[start]
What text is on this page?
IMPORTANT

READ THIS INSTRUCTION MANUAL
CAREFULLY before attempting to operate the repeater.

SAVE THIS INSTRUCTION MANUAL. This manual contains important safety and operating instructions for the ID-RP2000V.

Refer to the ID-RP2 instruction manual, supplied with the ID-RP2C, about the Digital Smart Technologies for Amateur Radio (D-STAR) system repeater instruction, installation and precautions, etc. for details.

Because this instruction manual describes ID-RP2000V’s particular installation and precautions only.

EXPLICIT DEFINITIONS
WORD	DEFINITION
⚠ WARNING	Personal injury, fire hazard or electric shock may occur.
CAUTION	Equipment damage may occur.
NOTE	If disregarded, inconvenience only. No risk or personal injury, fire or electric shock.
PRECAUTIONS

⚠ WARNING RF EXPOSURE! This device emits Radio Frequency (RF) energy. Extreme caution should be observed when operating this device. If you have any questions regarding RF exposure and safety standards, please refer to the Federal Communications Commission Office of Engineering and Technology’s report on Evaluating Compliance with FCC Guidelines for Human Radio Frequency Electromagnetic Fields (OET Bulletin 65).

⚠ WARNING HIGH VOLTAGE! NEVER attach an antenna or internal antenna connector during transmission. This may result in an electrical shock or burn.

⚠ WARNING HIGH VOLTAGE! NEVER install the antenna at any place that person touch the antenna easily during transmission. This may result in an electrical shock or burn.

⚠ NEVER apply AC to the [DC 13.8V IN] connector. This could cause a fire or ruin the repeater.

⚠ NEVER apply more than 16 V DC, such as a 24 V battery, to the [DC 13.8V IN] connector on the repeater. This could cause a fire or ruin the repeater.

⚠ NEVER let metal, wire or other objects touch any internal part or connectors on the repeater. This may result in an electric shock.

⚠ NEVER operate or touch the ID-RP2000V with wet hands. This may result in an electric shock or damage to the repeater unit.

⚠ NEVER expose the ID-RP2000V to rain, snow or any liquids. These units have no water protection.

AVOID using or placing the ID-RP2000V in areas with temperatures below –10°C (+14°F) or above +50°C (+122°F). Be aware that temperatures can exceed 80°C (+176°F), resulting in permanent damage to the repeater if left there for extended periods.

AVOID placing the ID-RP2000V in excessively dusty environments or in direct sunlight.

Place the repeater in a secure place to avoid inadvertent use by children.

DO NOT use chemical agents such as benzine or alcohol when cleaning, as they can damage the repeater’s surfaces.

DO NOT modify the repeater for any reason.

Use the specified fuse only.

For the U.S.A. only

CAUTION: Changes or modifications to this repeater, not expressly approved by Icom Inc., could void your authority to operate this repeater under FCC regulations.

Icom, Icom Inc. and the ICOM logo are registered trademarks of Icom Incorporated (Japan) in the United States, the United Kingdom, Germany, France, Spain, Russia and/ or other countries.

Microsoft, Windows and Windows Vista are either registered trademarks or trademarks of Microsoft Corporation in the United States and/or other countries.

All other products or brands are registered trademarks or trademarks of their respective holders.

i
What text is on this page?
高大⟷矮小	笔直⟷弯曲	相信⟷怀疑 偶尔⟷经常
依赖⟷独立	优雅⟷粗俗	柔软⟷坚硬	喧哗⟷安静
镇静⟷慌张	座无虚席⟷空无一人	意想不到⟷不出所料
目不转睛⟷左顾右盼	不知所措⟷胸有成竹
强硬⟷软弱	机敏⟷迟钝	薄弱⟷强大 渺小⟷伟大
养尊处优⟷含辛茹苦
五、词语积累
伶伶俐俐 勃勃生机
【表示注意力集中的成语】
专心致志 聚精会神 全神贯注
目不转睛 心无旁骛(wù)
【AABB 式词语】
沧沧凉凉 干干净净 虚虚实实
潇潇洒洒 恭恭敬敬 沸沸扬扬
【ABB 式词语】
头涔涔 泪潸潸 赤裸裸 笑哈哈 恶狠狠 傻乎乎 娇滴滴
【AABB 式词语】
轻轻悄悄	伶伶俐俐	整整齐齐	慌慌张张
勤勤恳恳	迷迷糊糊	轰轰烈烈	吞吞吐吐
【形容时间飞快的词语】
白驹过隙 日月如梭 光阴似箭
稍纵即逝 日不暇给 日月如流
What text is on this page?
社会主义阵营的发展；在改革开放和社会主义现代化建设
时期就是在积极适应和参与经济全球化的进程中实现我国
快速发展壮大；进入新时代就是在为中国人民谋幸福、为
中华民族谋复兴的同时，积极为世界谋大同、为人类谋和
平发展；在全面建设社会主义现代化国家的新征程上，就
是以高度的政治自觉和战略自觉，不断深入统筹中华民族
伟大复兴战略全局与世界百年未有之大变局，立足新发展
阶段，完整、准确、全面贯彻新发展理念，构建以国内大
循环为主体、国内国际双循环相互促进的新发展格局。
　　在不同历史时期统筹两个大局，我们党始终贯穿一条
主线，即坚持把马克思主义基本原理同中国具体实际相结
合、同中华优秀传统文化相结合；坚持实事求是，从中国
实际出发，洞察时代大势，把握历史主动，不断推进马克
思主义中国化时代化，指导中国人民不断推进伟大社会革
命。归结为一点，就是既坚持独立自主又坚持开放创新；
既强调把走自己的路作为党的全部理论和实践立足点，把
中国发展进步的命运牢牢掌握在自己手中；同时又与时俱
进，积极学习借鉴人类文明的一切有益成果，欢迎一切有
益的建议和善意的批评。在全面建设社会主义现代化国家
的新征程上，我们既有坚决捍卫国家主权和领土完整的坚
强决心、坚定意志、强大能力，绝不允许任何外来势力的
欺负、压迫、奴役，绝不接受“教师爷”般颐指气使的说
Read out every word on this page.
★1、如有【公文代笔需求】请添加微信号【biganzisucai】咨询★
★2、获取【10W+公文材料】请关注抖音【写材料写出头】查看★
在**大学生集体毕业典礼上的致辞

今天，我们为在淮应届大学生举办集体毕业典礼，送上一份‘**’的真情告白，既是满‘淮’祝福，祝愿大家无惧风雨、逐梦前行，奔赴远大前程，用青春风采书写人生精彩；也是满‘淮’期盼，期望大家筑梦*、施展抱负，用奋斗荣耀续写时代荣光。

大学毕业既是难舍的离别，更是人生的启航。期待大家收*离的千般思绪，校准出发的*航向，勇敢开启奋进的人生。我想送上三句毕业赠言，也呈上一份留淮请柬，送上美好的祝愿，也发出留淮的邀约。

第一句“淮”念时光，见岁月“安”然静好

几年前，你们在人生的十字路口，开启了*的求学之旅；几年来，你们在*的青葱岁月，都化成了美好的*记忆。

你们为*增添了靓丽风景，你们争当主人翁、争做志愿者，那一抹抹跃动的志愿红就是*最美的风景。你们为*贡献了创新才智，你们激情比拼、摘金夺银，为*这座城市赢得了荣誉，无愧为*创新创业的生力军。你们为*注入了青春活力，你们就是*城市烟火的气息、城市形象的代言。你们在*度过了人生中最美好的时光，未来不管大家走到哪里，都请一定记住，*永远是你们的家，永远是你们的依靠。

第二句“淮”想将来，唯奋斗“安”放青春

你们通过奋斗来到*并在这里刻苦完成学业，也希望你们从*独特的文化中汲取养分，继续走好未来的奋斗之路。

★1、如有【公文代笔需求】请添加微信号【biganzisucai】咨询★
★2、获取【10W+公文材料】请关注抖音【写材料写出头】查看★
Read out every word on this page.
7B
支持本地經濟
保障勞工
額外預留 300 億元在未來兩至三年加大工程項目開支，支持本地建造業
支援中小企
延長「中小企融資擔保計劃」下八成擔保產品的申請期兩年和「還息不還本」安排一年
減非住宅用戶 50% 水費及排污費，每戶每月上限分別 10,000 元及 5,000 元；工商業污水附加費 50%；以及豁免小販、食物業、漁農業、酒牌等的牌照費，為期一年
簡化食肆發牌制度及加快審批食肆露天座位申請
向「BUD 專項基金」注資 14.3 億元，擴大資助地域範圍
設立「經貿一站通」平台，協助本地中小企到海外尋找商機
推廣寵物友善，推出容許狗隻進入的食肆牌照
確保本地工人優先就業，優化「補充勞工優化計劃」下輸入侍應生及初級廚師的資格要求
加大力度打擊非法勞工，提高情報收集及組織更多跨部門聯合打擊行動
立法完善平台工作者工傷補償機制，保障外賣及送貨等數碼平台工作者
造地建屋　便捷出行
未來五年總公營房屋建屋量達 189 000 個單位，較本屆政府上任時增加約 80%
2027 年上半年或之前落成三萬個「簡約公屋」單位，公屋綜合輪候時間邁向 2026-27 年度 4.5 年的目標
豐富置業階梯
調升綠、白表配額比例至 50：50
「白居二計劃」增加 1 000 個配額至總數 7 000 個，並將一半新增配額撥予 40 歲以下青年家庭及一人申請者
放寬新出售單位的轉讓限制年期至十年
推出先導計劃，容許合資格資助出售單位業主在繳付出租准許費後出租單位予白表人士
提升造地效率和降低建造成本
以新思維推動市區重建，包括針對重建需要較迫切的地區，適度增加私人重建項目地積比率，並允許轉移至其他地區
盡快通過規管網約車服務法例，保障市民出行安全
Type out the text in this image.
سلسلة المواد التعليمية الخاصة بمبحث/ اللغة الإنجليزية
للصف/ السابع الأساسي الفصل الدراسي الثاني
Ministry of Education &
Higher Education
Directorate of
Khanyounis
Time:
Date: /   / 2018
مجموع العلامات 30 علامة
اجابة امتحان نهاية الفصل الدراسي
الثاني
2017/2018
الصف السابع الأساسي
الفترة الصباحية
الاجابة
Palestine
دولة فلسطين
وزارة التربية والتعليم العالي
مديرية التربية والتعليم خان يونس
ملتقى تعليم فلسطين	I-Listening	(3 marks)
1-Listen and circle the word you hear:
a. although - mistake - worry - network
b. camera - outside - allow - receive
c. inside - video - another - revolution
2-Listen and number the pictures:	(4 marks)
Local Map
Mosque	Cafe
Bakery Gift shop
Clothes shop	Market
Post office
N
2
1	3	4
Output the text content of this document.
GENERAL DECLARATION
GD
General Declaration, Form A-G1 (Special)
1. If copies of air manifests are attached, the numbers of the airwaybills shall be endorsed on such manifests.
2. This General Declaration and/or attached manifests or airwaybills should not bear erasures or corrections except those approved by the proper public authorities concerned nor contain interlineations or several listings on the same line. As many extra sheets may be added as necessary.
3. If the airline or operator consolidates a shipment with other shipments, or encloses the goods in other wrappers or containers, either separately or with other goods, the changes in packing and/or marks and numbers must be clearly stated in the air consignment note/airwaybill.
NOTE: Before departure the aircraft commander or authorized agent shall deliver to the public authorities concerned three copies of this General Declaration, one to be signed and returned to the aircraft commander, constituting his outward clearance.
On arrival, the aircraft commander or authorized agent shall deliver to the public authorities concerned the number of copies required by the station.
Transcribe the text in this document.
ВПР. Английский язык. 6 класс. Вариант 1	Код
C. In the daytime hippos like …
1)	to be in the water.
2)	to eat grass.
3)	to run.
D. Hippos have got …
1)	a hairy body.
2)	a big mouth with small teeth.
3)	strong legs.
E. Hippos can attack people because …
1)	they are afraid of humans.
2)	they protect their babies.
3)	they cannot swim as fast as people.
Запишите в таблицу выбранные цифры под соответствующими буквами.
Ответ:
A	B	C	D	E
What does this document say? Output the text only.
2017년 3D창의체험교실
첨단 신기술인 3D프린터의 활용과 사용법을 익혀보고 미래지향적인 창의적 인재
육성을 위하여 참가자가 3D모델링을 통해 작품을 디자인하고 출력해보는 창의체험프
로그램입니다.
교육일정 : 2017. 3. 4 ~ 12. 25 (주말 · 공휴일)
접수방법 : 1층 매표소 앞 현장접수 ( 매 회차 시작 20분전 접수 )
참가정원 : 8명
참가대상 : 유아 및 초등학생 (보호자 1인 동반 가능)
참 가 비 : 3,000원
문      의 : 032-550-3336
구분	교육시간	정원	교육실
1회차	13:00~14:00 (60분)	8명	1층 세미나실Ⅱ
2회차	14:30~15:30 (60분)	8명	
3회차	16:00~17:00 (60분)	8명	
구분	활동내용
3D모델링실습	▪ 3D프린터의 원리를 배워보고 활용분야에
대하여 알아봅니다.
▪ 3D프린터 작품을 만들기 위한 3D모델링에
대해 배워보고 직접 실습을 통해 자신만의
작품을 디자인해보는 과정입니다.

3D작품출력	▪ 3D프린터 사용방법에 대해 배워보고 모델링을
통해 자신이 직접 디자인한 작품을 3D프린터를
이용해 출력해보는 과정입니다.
[end]
• _Exercise prompt_:
In the entries above, identify every line with the string "internal".

• _Result of this exercise_:
⚠ WARNING HIGH VOLTAGE! NEVER attach an antenna or internal antenna connector during transmission. This may result in an electrical shock or burn.
⚠ NEVER let metal, wire or other objects touch any internal part or connectors on the repeater. This may result in an electric shock.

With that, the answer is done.